**What is required**. In this exercise, print only the lines from the line with "Type out the text in this image." to the last line of the data below, inclusive. Any pictures should be left out.

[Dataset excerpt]
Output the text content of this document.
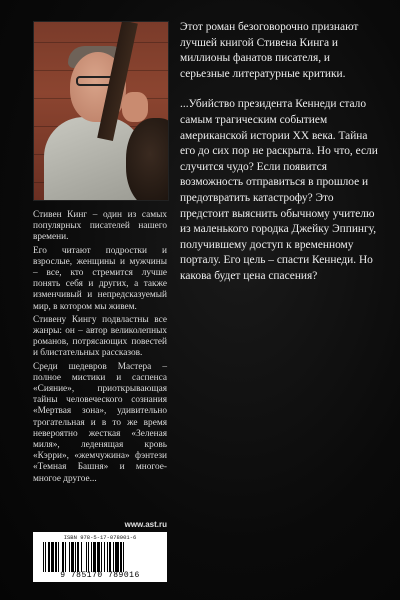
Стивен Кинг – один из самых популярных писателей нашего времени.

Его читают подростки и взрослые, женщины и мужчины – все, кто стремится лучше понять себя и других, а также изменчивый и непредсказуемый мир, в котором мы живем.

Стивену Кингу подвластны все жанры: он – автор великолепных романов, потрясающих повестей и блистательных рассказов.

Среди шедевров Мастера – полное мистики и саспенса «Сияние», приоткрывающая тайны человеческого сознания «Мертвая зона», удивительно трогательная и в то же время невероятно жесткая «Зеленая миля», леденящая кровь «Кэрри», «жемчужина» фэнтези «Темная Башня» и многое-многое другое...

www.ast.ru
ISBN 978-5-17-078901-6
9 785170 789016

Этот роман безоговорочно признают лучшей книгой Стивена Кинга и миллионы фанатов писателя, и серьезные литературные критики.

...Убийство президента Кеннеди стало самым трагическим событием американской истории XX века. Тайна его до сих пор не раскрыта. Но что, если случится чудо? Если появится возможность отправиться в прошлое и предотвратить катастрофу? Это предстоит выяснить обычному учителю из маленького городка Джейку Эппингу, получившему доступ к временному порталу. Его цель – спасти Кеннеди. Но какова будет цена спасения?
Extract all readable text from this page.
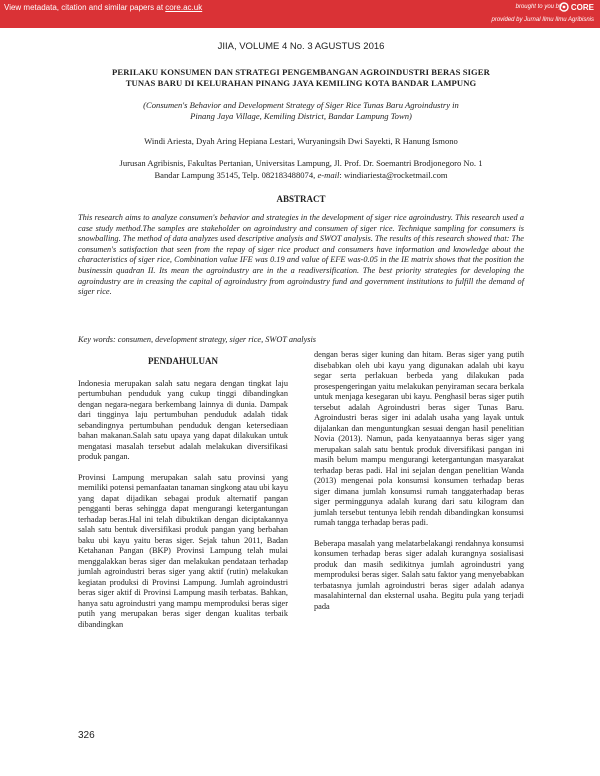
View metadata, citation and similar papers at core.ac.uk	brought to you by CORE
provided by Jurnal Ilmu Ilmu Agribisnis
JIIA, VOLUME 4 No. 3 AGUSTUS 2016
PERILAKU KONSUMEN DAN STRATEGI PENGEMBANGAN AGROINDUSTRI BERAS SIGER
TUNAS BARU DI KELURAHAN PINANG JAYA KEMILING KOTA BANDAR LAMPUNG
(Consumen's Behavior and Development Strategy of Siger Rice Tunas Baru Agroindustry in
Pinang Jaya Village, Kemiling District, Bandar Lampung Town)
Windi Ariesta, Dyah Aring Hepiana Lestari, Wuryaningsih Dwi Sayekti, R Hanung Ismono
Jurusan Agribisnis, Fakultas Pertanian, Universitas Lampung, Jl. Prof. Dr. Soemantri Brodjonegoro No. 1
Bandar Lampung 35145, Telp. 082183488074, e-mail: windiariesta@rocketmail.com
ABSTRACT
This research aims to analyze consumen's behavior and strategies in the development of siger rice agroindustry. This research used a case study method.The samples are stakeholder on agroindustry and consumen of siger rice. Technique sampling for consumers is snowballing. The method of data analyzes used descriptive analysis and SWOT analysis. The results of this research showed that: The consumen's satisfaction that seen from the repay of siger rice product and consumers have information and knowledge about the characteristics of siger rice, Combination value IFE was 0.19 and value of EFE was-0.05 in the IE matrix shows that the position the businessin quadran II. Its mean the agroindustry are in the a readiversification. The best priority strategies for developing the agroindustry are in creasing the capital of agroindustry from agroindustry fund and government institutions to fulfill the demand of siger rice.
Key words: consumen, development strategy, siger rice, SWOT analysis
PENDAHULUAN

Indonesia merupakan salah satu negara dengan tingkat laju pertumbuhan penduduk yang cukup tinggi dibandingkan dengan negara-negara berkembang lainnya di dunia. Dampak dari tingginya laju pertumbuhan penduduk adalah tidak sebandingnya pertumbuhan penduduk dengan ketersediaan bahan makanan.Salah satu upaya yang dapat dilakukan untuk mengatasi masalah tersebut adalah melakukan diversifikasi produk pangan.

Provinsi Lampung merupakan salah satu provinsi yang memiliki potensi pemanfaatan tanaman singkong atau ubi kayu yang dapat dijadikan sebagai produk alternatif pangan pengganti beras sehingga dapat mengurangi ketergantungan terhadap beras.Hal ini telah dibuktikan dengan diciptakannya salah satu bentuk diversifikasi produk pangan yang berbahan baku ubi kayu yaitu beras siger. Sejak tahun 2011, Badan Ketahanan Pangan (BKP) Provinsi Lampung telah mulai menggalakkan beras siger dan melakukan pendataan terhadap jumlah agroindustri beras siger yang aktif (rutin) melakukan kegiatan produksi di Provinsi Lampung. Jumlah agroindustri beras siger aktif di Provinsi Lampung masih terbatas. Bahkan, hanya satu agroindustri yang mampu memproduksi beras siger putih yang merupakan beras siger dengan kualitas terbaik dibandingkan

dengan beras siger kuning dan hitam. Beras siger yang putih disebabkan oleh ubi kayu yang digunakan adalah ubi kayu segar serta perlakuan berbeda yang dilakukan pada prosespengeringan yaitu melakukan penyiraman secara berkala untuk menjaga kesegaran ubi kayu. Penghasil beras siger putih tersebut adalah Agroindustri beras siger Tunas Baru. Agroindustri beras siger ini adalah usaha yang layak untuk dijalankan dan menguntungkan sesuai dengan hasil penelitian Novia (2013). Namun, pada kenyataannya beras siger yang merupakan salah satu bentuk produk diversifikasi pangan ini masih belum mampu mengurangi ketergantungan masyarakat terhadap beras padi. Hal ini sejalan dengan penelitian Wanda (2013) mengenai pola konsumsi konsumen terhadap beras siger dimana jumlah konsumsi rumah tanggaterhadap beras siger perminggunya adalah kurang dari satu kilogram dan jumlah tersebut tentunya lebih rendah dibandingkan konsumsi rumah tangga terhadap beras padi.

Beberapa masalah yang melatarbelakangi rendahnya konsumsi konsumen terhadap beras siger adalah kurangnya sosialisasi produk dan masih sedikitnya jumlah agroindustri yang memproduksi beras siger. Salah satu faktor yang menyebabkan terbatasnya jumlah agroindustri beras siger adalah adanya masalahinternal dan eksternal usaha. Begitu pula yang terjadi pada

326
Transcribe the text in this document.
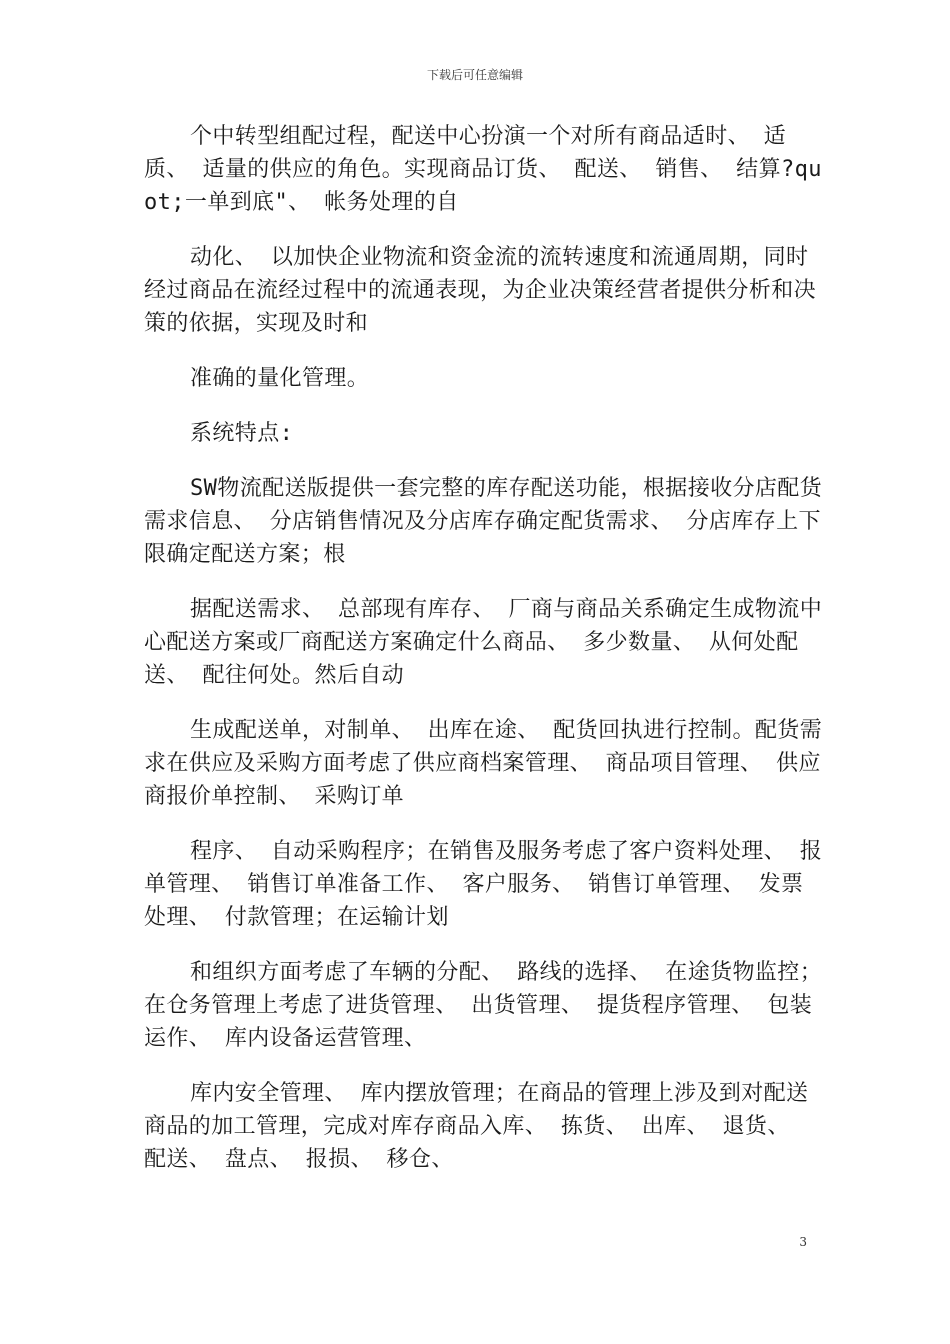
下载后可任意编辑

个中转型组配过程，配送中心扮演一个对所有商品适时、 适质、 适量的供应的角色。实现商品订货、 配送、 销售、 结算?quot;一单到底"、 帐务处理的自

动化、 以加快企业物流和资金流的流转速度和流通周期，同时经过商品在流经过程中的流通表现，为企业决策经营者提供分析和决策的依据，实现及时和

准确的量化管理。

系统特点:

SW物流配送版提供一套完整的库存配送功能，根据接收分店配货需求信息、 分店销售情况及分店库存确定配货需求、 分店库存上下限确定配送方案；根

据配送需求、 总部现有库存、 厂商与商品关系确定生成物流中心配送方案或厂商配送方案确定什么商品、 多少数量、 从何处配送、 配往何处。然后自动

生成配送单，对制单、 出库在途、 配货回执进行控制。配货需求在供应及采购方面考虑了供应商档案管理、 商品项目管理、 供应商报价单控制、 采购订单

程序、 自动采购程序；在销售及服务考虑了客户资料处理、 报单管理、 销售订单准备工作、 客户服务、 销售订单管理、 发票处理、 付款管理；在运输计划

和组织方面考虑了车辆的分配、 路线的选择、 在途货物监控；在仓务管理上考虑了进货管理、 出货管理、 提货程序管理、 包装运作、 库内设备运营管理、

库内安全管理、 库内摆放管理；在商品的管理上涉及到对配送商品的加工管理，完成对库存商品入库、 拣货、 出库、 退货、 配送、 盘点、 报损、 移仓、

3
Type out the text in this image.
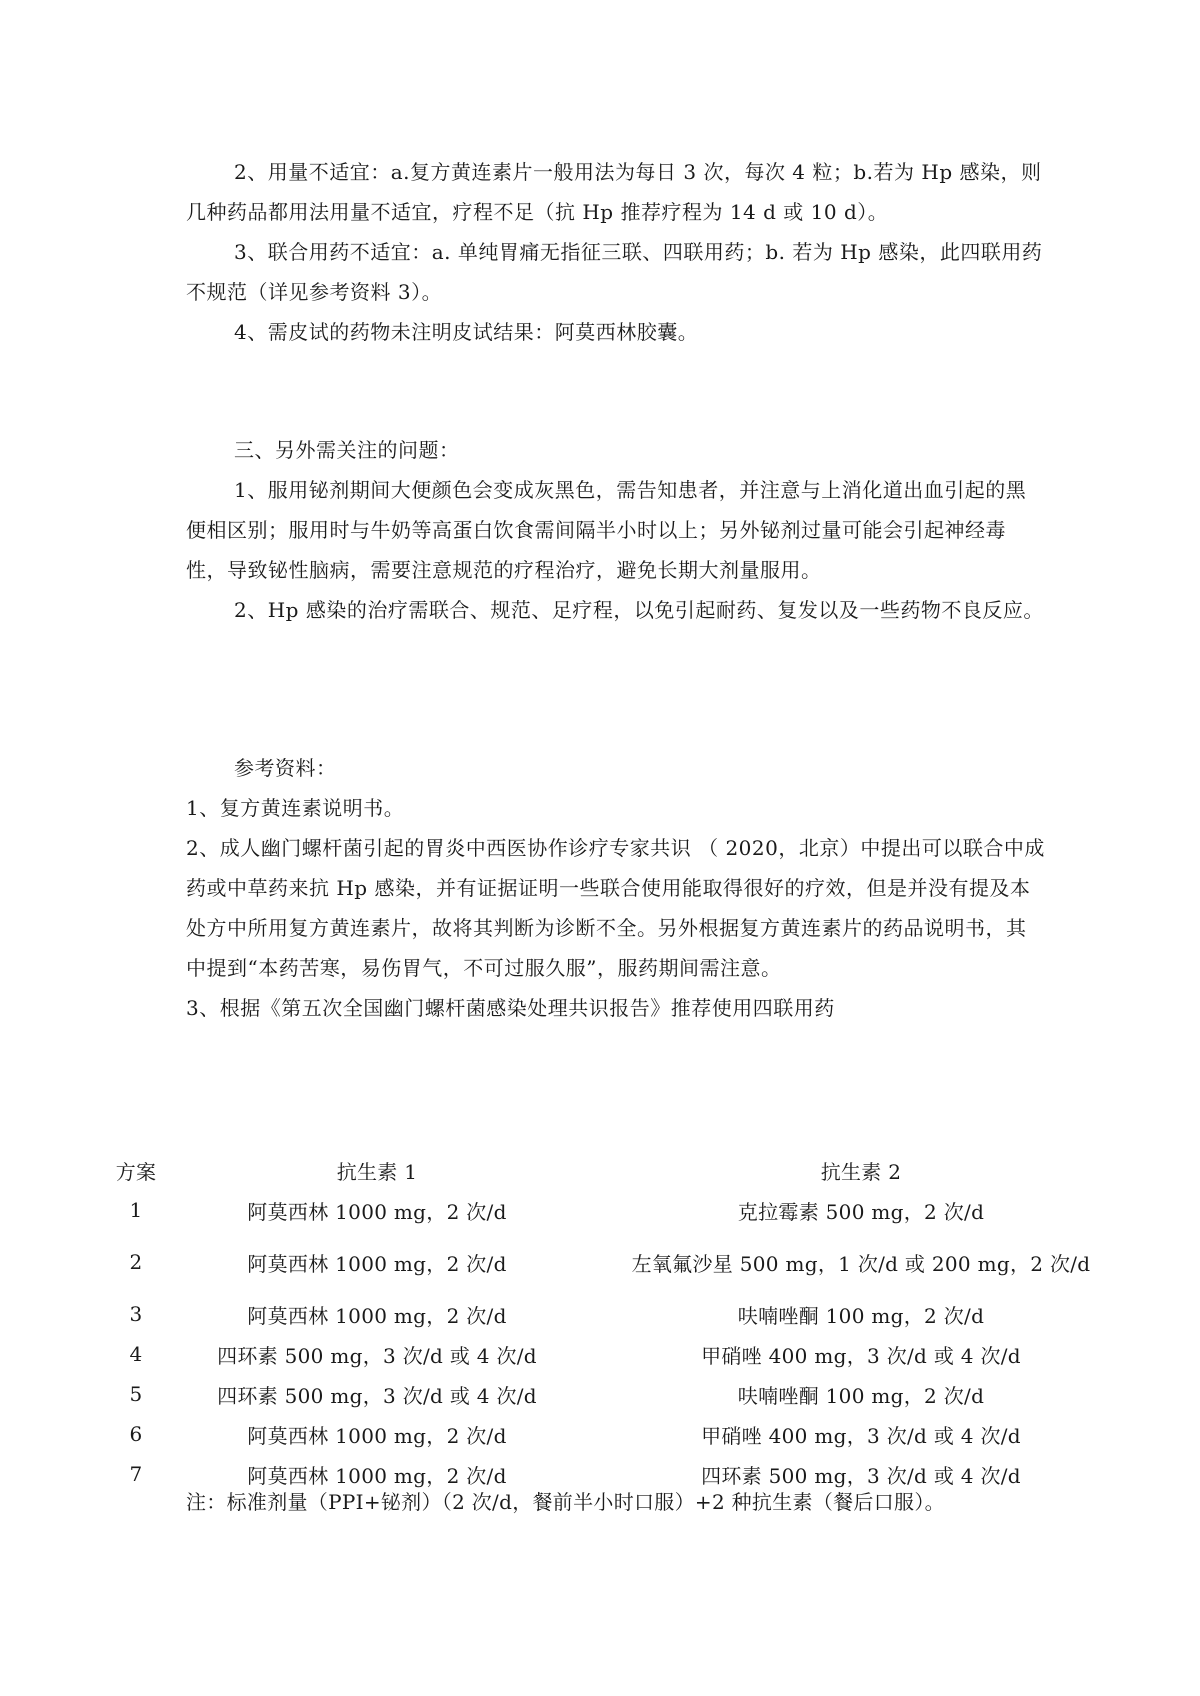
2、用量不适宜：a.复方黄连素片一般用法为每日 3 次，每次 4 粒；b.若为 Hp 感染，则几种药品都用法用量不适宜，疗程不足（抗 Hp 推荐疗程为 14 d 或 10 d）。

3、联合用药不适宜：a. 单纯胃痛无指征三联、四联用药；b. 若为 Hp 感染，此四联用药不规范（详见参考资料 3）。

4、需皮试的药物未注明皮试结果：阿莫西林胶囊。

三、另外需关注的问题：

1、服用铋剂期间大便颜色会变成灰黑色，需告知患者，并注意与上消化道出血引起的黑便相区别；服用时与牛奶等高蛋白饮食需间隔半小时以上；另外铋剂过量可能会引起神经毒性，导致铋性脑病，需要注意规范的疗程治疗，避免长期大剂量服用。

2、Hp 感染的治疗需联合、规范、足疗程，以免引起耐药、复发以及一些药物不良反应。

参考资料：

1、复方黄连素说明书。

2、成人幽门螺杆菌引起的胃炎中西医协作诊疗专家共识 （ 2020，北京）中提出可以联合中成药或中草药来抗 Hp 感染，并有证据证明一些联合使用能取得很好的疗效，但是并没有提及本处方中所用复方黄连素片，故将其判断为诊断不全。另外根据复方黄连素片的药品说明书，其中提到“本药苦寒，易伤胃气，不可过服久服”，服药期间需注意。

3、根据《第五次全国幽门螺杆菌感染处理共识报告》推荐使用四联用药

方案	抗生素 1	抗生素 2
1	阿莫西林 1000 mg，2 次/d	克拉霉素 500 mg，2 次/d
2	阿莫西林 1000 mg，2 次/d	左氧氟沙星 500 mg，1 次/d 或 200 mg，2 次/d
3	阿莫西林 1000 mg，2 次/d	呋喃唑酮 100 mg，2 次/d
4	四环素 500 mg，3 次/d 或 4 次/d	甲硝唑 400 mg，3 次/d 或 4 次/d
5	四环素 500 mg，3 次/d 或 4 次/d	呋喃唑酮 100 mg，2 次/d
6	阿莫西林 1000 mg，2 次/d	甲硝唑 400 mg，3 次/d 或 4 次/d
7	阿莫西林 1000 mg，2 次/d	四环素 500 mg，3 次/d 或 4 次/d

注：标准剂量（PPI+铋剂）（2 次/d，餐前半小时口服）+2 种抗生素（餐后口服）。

**Solution to this task**.
Type out the text in this image.
2、用量不适宜：a.复方黄连素片一般用法为每日 3 次，每次 4 粒；b.若为 Hp 感染，则几种药品都用法用量不适宜，疗程不足（抗 Hp 推荐疗程为 14 d 或 10 d）。

3、联合用药不适宜：a. 单纯胃痛无指征三联、四联用药；b. 若为 Hp 感染，此四联用药不规范（详见参考资料 3）。

4、需皮试的药物未注明皮试结果：阿莫西林胶囊。

三、另外需关注的问题：

1、服用铋剂期间大便颜色会变成灰黑色，需告知患者，并注意与上消化道出血引起的黑便相区别；服用时与牛奶等高蛋白饮食需间隔半小时以上；另外铋剂过量可能会引起神经毒性，导致铋性脑病，需要注意规范的疗程治疗，避免长期大剂量服用。

2、Hp 感染的治疗需联合、规范、足疗程，以免引起耐药、复发以及一些药物不良反应。

参考资料：

1、复方黄连素说明书。

2、成人幽门螺杆菌引起的胃炎中西医协作诊疗专家共识 （ 2020，北京）中提出可以联合中成药或中草药来抗 Hp 感染，并有证据证明一些联合使用能取得很好的疗效，但是并没有提及本处方中所用复方黄连素片，故将其判断为诊断不全。另外根据复方黄连素片的药品说明书，其中提到“本药苦寒，易伤胃气，不可过服久服”，服药期间需注意。

3、根据《第五次全国幽门螺杆菌感染处理共识报告》推荐使用四联用药

方案	抗生素 1	抗生素 2
1	阿莫西林 1000 mg，2 次/d	克拉霉素 500 mg，2 次/d
2	阿莫西林 1000 mg，2 次/d	左氧氟沙星 500 mg，1 次/d 或 200 mg，2 次/d
3	阿莫西林 1000 mg，2 次/d	呋喃唑酮 100 mg，2 次/d
4	四环素 500 mg，3 次/d 或 4 次/d	甲硝唑 400 mg，3 次/d 或 4 次/d
5	四环素 500 mg，3 次/d 或 4 次/d	呋喃唑酮 100 mg，2 次/d
6	阿莫西林 1000 mg，2 次/d	甲硝唑 400 mg，3 次/d 或 4 次/d
7	阿莫西林 1000 mg，2 次/d	四环素 500 mg，3 次/d 或 4 次/d

注：标准剂量（PPI+铋剂）（2 次/d，餐前半小时口服）+2 种抗生素（餐后口服）。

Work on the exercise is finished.